▸ **RECORDS**
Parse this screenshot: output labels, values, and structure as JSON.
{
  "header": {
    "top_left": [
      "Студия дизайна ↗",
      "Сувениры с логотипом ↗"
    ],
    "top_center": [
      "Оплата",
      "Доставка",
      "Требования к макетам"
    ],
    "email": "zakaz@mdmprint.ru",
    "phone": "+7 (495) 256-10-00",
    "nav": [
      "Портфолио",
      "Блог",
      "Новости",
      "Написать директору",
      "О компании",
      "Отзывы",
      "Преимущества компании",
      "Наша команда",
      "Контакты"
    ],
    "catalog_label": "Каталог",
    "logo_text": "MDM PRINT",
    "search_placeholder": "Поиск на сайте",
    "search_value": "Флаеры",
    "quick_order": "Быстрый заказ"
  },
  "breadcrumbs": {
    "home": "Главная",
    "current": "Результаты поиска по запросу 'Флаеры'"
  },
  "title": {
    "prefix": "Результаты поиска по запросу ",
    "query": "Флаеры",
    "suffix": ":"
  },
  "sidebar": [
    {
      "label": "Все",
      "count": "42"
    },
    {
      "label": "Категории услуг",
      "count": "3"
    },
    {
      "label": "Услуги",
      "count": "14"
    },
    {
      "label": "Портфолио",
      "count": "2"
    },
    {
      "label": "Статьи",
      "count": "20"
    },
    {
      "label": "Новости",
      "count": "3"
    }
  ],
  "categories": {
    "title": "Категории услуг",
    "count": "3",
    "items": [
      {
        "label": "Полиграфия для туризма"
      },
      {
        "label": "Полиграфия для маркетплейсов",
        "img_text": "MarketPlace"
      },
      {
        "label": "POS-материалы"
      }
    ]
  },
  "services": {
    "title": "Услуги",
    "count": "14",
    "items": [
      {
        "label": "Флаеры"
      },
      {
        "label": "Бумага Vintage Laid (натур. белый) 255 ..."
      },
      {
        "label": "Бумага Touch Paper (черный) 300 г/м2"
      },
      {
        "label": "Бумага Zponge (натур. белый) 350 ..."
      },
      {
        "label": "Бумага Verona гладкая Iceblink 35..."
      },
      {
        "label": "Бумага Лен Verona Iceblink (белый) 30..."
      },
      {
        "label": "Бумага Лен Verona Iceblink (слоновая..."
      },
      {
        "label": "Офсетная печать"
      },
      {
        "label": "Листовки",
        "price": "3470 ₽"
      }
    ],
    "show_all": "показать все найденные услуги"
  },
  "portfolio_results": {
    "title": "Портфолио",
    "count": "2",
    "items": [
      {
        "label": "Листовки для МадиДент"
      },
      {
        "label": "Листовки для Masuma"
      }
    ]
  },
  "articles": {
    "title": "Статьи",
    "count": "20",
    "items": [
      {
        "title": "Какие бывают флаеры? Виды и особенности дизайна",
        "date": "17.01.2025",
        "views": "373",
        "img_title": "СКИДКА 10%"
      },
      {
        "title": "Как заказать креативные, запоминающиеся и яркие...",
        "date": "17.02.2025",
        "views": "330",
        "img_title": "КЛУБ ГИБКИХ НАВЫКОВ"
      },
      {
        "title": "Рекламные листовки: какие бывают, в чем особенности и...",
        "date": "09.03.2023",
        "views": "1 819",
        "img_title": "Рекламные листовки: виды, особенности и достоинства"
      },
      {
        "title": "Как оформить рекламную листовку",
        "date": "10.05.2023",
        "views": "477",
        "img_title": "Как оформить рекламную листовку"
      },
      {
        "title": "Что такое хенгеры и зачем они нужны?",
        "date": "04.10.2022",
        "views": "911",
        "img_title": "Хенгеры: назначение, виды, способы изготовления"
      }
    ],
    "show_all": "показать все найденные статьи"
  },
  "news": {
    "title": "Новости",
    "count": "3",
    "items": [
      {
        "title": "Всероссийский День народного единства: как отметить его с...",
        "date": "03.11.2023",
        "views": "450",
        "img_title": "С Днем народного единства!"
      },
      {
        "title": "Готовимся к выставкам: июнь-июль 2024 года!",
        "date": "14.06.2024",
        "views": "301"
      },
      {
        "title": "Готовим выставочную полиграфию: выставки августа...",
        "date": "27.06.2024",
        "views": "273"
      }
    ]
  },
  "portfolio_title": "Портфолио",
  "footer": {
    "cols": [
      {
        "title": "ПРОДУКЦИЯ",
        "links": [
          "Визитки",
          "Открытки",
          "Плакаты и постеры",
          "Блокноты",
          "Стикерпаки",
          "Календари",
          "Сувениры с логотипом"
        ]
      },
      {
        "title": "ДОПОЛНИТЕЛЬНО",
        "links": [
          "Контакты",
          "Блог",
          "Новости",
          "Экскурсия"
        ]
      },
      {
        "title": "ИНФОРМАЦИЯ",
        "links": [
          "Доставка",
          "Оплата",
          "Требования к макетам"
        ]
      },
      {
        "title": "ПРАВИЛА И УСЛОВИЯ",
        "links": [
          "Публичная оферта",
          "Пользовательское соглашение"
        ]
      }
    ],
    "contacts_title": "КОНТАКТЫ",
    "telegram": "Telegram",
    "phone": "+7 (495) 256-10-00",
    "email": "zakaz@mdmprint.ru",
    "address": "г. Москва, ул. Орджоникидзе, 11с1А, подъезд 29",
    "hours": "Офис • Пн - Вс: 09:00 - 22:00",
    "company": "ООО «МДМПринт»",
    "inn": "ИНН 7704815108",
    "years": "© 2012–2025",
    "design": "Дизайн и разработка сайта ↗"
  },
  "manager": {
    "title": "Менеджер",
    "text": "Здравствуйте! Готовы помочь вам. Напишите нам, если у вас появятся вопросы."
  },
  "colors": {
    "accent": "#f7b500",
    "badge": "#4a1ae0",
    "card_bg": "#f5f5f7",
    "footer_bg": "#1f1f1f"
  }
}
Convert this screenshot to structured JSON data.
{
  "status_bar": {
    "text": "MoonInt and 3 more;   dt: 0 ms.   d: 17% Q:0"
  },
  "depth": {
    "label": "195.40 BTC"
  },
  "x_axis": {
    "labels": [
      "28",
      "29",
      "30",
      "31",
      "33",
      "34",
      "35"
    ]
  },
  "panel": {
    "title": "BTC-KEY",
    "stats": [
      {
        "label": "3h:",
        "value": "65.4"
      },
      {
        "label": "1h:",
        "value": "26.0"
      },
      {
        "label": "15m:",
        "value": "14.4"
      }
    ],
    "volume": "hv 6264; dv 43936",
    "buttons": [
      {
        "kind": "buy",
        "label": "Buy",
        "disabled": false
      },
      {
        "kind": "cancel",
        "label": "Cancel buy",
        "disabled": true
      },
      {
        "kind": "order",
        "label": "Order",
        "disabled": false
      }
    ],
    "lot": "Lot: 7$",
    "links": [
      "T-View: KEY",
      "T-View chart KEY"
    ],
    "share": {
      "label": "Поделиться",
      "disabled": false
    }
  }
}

▸ **TASK TO COMPLETE**
Give all of the entries again, word for word.

▸ **WRITTEN SOLUTION**
Parse this screenshot: output labels, values, and structure as JSON.
{
  "header": {
    "top_left": [
      "Студия дизайна ↗",
      "Сувениры с логотипом ↗"
    ],
    "top_center": [
      "Оплата",
      "Доставка",
      "Требования к макетам"
    ],
    "email": "zakaz@mdmprint.ru",
    "phone": "+7 (495) 256-10-00",
    "nav": [
      "Портфолио",
      "Блог",
      "Новости",
      "Написать директору",
      "О компании",
      "Отзывы",
      "Преимущества компании",
      "Наша команда",
      "Контакты"
    ],
    "catalog_label": "Каталог",
    "logo_text": "MDM PRINT",
    "search_placeholder": "Поиск на сайте",
    "search_value": "Флаеры",
    "quick_order": "Быстрый заказ"
  },
  "breadcrumbs": {
    "home": "Главная",
    "current": "Результаты поиска по запросу 'Флаеры'"
  },
  "title": {
    "prefix": "Результаты поиска по запросу ",
    "query": "Флаеры",
    "suffix": ":"
  },
  "sidebar": [
    {
      "label": "Все",
      "count": "42"
    },
    {
      "label": "Категории услуг",
      "count": "3"
    },
    {
      "label": "Услуги",
      "count": "14"
    },
    {
      "label": "Портфолио",
      "count": "2"
    },
    {
      "label": "Статьи",
      "count": "20"
    },
    {
      "label": "Новости",
      "count": "3"
    }
  ],
  "categories": {
    "title": "Категории услуг",
    "count": "3",
    "items": [
      {
        "label": "Полиграфия для туризма"
      },
      {
        "label": "Полиграфия для маркетплейсов",
        "img_text": "MarketPlace"
      },
      {
        "label": "POS-материалы"
      }
    ]
  },
  "services": {
    "title": "Услуги",
    "count": "14",
    "items": [
      {
        "label": "Флаеры"
      },
      {
        "label": "Бумага Vintage Laid (натур. белый) 255 ..."
      },
      {
        "label": "Бумага Touch Paper (черный) 300 г/м2"
      },
      {
        "label": "Бумага Zponge (натур. белый) 350 ..."
      },
      {
        "label": "Бумага Verona гладкая Iceblink 35..."
      },
      {
        "label": "Бумага Лен Verona Iceblink (белый) 30..."
      },
      {
        "label": "Бумага Лен Verona Iceblink (слоновая..."
      },
      {
        "label": "Офсетная печать"
      },
      {
        "label": "Листовки",
        "price": "3470 ₽"
      }
    ],
    "show_all": "показать все найденные услуги"
  },
  "portfolio_results": {
    "title": "Портфолио",
    "count": "2",
    "items": [
      {
        "label": "Листовки для МадиДент"
      },
      {
        "label": "Листовки для Masuma"
      }
    ]
  },
  "articles": {
    "title": "Статьи",
    "count": "20",
    "items": [
      {
        "title": "Какие бывают флаеры? Виды и особенности дизайна",
        "date": "17.01.2025",
        "views": "373",
        "img_title": "СКИДКА 10%"
      },
      {
        "title": "Как заказать креативные, запоминающиеся и яркие...",
        "date": "17.02.2025",
        "views": "330",
        "img_title": "КЛУБ ГИБКИХ НАВЫКОВ"
      },
      {
        "title": "Рекламные листовки: какие бывают, в чем особенности и...",
        "date": "09.03.2023",
        "views": "1 819",
        "img_title": "Рекламные листовки: виды, особенности и достоинства"
      },
      {
        "title": "Как оформить рекламную листовку",
        "date": "10.05.2023",
        "views": "477",
        "img_title": "Как оформить рекламную листовку"
      },
      {
        "title": "Что такое хенгеры и зачем они нужны?",
        "date": "04.10.2022",
        "views": "911",
        "img_title": "Хенгеры: назначение, виды, способы изготовления"
      }
    ],
    "show_all": "показать все найденные статьи"
  },
  "news": {
    "title": "Новости",
    "count": "3",
    "items": [
      {
        "title": "Всероссийский День народного единства: как отметить его с...",
        "date": "03.11.2023",
        "views": "450",
        "img_title": "С Днем народного единства!"
      },
      {
        "title": "Готовимся к выставкам: июнь-июль 2024 года!",
        "date": "14.06.2024",
        "views": "301"
      },
      {
        "title": "Готовим выставочную полиграфию: выставки августа...",
        "date": "27.06.2024",
        "views": "273"
      }
    ]
  },
  "portfolio_title": "Портфолио",
  "footer": {
    "cols": [
      {
        "title": "ПРОДУКЦИЯ",
        "links": [
          "Визитки",
          "Открытки",
          "Плакаты и постеры",
          "Блокноты",
          "Стикерпаки",
          "Календари",
          "Сувениры с логотипом"
        ]
      },
      {
        "title": "ДОПОЛНИТЕЛЬНО",
        "links": [
          "Контакты",
          "Блог",
          "Новости",
          "Экскурсия"
        ]
      },
      {
        "title": "ИНФОРМАЦИЯ",
        "links": [
          "Доставка",
          "Оплата",
          "Требования к макетам"
        ]
      },
      {
        "title": "ПРАВИЛА И УСЛОВИЯ",
        "links": [
          "Публичная оферта",
          "Пользовательское соглашение"
        ]
      }
    ],
    "contacts_title": "КОНТАКТЫ",
    "telegram": "Telegram",
    "phone": "+7 (495) 256-10-00",
    "email": "zakaz@mdmprint.ru",
    "address": "г. Москва, ул. Орджоникидзе, 11с1А, подъезд 29",
    "hours": "Офис • Пн - Вс: 09:00 - 22:00",
    "company": "ООО «МДМПринт»",
    "inn": "ИНН 7704815108",
    "years": "© 2012–2025",
    "design": "Дизайн и разработка сайта ↗"
  },
  "manager": {
    "title": "Менеджер",
    "text": "Здравствуйте! Готовы помочь вам. Напишите нам, если у вас появятся вопросы."
  },
  "colors": {
    "accent": "#f7b500",
    "badge": "#4a1ae0",
    "card_bg": "#f5f5f7",
    "footer_bg": "#1f1f1f"
  }
}
Convert this screenshot to structured JSON data.
{
  "status_bar": {
    "text": "MoonInt and 3 more;   dt: 0 ms.   d: 17% Q:0"
  },
  "depth": {
    "label": "195.40 BTC"
  },
  "x_axis": {
    "labels": [
      "28",
      "29",
      "30",
      "31",
      "33",
      "34",
      "35"
    ]
  },
  "panel": {
    "title": "BTC-KEY",
    "stats": [
      {
        "label": "3h:",
        "value": "65.4"
      },
      {
        "label": "1h:",
        "value": "26.0"
      },
      {
        "label": "15m:",
        "value": "14.4"
      }
    ],
    "volume": "hv 6264; dv 43936",
    "buttons": [
      {
        "kind": "buy",
        "label": "Buy",
        "disabled": false
      },
      {
        "kind": "cancel",
        "label": "Cancel buy",
        "disabled": true
      },
      {
        "kind": "order",
        "label": "Order",
        "disabled": false
      }
    ],
    "lot": "Lot: 7$",
    "links": [
      "T-View: KEY",
      "T-View chart KEY"
    ],
    "share": {
      "label": "Поделиться",
      "disabled": false
    }
  }
}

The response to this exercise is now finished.